<<<<

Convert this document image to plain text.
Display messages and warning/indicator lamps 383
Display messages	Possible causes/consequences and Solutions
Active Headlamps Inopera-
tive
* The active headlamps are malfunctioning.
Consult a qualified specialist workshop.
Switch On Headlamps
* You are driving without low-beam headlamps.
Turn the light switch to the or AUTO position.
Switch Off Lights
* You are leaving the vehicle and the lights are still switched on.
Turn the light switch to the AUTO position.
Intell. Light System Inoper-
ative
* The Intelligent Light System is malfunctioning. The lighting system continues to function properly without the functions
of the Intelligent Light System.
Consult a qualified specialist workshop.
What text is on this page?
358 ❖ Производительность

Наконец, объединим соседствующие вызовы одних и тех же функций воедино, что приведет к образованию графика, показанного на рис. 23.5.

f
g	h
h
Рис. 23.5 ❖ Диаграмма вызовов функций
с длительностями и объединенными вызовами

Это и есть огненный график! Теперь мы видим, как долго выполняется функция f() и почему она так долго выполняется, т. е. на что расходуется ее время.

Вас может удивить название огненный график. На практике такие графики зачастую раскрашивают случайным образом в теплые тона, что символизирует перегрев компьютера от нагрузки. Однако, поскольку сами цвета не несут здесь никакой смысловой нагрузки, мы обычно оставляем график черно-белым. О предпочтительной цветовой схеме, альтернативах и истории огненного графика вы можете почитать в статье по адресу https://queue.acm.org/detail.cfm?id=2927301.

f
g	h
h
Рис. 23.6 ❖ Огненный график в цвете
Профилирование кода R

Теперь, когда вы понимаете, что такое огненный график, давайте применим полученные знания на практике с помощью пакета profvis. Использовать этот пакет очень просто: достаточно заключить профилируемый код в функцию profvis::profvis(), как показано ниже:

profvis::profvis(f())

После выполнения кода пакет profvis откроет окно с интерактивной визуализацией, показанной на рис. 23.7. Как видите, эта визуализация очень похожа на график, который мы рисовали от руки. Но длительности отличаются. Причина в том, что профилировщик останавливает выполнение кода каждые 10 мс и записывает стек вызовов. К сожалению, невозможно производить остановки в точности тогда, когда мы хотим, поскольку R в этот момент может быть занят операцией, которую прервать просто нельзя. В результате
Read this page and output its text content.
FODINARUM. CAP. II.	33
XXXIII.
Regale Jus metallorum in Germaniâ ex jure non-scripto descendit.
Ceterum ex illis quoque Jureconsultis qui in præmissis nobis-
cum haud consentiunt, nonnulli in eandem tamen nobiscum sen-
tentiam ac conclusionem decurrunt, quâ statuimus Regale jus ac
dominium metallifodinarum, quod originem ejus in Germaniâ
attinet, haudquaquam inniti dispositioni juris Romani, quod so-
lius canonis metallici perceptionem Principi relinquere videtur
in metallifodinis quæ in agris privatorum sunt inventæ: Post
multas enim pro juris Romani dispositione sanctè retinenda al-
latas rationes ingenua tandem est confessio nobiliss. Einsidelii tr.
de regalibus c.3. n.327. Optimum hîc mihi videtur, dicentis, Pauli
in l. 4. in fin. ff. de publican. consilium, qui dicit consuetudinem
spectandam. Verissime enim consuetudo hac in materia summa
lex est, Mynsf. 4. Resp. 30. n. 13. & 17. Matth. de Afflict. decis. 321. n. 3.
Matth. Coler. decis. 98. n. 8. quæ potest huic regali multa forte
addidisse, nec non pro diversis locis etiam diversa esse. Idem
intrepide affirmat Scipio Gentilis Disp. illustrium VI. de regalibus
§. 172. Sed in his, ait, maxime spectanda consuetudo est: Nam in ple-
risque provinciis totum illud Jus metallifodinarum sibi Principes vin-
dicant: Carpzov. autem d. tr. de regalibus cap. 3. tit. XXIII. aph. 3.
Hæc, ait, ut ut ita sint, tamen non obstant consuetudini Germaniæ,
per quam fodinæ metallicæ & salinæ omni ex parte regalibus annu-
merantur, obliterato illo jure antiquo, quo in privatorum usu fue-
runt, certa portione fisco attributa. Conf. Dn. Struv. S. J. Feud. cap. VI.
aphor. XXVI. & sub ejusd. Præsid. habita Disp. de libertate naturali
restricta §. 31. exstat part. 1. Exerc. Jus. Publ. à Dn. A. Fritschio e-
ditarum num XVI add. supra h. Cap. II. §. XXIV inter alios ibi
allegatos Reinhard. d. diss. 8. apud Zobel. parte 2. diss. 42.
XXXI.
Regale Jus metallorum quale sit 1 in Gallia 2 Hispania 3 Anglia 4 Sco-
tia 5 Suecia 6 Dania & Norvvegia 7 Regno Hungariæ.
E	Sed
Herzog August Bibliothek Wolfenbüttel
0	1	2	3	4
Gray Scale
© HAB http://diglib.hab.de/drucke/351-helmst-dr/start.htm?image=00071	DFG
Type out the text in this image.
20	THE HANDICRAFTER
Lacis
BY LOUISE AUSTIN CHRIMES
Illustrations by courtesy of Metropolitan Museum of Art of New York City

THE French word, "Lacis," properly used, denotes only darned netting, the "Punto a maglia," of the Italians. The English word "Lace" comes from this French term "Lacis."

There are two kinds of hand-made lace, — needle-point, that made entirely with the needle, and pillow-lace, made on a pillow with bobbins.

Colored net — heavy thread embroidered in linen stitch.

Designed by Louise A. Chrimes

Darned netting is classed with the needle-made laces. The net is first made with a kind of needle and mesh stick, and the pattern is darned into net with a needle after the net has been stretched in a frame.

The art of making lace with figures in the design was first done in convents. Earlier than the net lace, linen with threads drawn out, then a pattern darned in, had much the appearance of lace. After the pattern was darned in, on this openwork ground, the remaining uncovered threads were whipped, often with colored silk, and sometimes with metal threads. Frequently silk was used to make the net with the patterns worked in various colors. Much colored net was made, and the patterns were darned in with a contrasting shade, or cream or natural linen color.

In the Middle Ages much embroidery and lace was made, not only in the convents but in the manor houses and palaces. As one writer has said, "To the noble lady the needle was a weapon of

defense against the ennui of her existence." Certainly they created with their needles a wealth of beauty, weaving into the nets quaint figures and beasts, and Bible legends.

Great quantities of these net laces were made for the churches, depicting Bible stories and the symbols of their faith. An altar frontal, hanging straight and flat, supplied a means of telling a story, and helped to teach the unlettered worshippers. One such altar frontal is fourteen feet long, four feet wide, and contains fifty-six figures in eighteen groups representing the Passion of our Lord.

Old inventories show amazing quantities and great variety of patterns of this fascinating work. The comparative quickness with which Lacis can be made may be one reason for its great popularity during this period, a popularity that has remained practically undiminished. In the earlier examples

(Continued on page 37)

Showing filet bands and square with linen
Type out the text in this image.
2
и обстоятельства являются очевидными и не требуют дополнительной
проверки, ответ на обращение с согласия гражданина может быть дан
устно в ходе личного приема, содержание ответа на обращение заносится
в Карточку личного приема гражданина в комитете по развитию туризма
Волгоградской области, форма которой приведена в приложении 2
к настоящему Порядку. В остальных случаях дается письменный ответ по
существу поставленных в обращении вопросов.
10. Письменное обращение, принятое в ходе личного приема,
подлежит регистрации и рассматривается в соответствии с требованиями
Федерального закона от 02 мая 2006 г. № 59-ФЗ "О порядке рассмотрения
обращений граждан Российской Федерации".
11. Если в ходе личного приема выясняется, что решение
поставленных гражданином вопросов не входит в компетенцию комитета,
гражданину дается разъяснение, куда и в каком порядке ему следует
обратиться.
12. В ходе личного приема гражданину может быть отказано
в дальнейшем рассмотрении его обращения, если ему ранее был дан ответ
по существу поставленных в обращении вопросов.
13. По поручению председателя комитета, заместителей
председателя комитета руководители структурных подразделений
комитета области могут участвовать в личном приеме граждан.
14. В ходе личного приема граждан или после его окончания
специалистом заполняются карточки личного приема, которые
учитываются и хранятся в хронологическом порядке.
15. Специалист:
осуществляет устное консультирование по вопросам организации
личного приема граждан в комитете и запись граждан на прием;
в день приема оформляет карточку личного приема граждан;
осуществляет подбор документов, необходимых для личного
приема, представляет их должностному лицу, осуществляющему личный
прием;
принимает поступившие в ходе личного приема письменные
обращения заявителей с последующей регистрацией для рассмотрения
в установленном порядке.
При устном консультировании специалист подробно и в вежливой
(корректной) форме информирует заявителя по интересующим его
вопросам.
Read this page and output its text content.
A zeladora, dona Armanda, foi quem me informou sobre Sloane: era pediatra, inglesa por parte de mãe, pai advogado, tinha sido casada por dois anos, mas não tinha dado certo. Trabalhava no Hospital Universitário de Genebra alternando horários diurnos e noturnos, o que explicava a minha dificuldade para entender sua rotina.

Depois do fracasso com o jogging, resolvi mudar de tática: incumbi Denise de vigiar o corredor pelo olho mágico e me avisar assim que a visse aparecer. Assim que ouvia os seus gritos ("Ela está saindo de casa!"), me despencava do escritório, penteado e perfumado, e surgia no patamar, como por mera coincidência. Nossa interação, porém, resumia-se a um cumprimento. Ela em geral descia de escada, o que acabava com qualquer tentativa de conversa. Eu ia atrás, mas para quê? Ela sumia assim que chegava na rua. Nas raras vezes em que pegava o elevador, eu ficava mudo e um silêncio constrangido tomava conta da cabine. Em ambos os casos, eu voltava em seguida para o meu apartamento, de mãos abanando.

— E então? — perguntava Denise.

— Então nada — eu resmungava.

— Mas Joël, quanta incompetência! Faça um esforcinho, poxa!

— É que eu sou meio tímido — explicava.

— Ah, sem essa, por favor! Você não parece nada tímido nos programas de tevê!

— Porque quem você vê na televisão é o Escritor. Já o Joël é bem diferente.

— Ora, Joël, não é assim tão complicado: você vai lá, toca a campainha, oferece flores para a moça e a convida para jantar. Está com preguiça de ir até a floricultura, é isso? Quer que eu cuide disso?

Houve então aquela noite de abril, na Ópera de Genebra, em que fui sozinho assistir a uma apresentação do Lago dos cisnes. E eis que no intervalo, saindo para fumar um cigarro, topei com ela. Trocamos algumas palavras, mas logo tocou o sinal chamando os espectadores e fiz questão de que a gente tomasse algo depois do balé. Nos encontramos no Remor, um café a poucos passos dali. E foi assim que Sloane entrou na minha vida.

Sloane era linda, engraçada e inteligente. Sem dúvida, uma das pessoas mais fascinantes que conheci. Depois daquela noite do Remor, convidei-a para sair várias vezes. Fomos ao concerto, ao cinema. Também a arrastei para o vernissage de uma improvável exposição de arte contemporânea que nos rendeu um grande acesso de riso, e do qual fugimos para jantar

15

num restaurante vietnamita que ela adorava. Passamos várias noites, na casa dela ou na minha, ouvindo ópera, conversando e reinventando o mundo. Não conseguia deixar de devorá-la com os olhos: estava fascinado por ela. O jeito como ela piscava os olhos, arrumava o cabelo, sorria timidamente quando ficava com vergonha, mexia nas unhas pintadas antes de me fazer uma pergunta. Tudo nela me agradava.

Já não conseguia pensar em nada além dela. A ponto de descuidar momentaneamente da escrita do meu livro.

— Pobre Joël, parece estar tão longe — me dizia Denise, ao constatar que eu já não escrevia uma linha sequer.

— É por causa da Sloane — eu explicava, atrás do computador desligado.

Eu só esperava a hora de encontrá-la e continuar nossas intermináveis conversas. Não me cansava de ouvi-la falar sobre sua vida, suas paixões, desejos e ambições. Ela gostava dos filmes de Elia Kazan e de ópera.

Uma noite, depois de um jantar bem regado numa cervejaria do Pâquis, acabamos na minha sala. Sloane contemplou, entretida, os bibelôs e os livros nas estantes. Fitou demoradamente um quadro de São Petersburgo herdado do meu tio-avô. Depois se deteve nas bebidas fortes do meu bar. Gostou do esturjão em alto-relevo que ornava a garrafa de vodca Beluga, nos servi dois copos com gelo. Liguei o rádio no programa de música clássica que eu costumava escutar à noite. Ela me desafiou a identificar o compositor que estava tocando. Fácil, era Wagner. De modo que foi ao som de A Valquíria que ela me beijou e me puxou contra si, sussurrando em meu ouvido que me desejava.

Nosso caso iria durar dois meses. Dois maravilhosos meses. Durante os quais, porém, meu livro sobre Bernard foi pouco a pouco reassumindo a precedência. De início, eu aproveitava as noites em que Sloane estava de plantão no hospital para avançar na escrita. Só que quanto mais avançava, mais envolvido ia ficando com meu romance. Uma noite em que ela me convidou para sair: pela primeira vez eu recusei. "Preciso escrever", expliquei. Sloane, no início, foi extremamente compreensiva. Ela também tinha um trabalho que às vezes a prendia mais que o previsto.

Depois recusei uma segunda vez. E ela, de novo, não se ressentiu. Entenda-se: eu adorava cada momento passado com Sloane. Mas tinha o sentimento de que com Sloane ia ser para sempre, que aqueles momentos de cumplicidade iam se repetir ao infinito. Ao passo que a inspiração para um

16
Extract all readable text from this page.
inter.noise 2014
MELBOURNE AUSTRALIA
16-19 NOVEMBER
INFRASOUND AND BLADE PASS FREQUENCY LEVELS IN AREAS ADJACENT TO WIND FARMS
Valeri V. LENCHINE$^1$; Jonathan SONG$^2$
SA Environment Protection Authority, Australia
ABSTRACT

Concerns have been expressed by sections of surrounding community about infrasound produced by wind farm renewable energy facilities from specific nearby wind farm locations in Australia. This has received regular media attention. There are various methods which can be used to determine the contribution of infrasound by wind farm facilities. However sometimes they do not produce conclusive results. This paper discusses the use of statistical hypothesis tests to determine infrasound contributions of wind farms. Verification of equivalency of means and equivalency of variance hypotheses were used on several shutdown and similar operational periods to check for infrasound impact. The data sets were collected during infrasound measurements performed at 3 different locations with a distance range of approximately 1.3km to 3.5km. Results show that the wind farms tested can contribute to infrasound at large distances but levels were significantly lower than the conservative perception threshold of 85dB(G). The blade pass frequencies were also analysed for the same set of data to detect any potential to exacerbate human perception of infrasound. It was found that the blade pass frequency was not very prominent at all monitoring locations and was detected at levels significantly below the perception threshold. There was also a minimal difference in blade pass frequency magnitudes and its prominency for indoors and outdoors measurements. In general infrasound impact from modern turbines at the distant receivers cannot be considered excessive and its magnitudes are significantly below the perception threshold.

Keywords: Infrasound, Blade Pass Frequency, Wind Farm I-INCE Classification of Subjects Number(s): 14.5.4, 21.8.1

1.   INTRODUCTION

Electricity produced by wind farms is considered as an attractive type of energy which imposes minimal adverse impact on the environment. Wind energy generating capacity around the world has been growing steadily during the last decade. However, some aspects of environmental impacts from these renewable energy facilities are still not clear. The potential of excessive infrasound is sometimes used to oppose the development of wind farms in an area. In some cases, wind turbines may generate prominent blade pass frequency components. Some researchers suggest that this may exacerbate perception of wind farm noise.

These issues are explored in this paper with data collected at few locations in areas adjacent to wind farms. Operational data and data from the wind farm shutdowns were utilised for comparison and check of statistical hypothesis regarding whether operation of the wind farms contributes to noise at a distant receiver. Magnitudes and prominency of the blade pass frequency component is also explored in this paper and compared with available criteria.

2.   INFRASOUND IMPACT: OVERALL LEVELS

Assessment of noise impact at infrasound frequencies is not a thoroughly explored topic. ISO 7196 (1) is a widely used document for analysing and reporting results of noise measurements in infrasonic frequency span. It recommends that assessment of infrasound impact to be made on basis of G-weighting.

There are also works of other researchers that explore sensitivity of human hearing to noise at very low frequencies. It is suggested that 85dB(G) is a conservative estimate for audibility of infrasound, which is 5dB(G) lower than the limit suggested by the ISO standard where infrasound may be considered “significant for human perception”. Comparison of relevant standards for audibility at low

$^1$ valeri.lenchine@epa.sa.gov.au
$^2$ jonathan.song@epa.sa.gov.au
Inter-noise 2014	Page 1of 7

>>>>

__Task instructions__.
Every line of the records that includes the word "Matth" should be gathered.

__Solution below__.
lex est, Mynsf. 4. Resp. 30. n. 13. & 17. Matth. de Afflict. decis. 321. n. 3.
Matth. Coler. decis. 98. n. 8. quæ potest huic regali multa forte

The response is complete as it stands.